- Short problem: Find the lines that hold "sensor". Report only how many there are.

- Dataset entries on figures:

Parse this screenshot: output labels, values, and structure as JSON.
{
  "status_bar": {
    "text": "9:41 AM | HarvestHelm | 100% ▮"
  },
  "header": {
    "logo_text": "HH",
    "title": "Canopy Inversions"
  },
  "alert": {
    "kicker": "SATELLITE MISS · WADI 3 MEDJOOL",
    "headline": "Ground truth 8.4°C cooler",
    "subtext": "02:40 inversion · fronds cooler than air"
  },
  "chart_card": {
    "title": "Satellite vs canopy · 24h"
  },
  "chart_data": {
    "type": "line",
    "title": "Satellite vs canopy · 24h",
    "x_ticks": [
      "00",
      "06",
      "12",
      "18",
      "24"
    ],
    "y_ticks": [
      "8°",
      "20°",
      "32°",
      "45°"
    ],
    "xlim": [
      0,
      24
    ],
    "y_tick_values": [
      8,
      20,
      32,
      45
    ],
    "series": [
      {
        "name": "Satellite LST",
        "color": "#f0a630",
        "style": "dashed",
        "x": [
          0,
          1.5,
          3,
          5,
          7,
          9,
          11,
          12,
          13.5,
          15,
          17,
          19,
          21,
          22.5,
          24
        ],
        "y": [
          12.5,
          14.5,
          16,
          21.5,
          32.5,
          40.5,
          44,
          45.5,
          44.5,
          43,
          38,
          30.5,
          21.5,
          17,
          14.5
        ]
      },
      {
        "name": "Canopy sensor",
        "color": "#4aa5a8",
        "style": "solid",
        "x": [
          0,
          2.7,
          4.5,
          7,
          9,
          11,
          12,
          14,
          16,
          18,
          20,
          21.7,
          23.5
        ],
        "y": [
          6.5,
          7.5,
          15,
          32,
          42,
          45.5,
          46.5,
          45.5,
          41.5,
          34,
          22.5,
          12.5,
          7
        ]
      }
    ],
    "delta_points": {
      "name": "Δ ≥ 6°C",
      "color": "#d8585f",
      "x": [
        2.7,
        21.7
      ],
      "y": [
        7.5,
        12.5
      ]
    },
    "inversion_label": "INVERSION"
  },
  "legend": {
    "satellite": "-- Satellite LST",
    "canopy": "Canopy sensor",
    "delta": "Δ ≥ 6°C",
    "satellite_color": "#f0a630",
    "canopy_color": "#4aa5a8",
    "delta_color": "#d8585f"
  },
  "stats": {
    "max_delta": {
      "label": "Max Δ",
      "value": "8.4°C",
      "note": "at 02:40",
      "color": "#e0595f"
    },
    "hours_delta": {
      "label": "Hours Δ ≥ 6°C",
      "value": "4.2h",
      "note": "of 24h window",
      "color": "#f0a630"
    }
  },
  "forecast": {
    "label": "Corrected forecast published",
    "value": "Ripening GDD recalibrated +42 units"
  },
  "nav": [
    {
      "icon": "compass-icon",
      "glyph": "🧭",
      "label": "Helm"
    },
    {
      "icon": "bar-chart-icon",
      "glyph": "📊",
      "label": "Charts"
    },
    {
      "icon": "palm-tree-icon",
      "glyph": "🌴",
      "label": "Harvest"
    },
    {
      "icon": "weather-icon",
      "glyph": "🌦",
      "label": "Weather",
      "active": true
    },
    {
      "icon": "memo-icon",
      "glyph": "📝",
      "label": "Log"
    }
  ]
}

- Output for this exercise: 2